------ Records for this exercise
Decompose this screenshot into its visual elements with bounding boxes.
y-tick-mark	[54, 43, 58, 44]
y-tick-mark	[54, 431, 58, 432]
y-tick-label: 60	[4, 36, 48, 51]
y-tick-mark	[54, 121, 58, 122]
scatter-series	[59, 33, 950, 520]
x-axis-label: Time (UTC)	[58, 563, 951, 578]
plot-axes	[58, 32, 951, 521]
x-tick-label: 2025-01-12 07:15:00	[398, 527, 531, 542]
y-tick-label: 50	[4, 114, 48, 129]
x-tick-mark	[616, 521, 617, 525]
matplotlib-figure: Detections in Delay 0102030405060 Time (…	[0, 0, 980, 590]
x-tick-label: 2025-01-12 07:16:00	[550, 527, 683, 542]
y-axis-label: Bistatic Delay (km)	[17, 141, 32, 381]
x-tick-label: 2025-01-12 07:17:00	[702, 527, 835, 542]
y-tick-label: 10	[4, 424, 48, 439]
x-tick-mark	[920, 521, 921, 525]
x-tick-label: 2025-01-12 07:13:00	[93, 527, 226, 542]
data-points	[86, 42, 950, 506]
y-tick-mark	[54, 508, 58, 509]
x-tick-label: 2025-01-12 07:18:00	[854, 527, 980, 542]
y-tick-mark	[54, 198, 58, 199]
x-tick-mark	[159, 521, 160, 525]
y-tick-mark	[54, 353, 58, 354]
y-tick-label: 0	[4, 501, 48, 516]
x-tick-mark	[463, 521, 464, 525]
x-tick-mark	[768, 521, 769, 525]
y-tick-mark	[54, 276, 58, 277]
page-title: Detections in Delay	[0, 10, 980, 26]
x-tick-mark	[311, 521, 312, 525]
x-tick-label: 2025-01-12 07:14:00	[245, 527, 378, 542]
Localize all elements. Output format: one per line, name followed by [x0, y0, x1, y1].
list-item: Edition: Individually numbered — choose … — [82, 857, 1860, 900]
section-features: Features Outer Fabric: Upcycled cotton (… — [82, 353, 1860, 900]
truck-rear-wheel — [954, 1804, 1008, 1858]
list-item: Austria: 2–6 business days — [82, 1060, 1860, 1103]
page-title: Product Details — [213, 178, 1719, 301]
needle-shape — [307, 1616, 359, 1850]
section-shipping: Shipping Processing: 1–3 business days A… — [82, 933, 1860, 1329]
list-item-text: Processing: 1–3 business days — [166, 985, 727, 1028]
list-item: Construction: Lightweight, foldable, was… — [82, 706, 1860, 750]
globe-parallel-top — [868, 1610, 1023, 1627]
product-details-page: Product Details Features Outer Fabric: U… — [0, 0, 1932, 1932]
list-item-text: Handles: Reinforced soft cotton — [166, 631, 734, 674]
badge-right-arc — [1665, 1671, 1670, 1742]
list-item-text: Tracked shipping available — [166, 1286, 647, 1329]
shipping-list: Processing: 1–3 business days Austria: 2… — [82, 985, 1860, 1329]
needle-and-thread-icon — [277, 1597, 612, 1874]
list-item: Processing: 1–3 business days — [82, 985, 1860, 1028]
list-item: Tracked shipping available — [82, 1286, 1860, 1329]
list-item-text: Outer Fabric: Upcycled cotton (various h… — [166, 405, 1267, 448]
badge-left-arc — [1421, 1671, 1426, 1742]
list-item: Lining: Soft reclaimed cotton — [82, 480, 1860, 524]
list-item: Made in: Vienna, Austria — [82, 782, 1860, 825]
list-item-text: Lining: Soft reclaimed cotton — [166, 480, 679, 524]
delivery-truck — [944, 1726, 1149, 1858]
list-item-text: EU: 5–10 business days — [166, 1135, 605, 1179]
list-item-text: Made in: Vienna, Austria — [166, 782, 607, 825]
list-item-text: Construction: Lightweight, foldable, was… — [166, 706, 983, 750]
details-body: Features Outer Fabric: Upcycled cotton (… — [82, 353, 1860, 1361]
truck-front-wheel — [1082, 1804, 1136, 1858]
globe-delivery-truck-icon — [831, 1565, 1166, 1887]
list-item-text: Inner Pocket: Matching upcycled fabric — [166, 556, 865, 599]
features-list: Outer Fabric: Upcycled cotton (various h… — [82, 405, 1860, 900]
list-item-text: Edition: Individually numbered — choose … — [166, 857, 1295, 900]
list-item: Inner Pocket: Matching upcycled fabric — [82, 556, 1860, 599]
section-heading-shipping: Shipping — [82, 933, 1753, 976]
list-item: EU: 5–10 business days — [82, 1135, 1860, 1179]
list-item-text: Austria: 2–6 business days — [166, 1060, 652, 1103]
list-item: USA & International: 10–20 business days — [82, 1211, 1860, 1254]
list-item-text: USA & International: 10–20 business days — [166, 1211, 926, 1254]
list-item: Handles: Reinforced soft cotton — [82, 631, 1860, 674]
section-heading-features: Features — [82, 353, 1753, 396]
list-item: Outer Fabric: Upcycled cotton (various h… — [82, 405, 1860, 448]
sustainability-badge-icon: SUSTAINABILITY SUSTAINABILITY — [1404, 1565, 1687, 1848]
------------
* [The exercise]: Copy the records again from their first line through the line containing "527, 531, 542]", including both.

* [Task result]:
Decompose this screenshot into its visual elements with bounding boxes.
y-tick-mark	[54, 43, 58, 44]
y-tick-mark	[54, 431, 58, 432]
y-tick-label: 60	[4, 36, 48, 51]
y-tick-mark	[54, 121, 58, 122]
scatter-series	[59, 33, 950, 520]
x-axis-label: Time (UTC)	[58, 563, 951, 578]
plot-axes	[58, 32, 951, 521]
x-tick-label: 2025-01-12 07:15:00	[398, 527, 531, 542]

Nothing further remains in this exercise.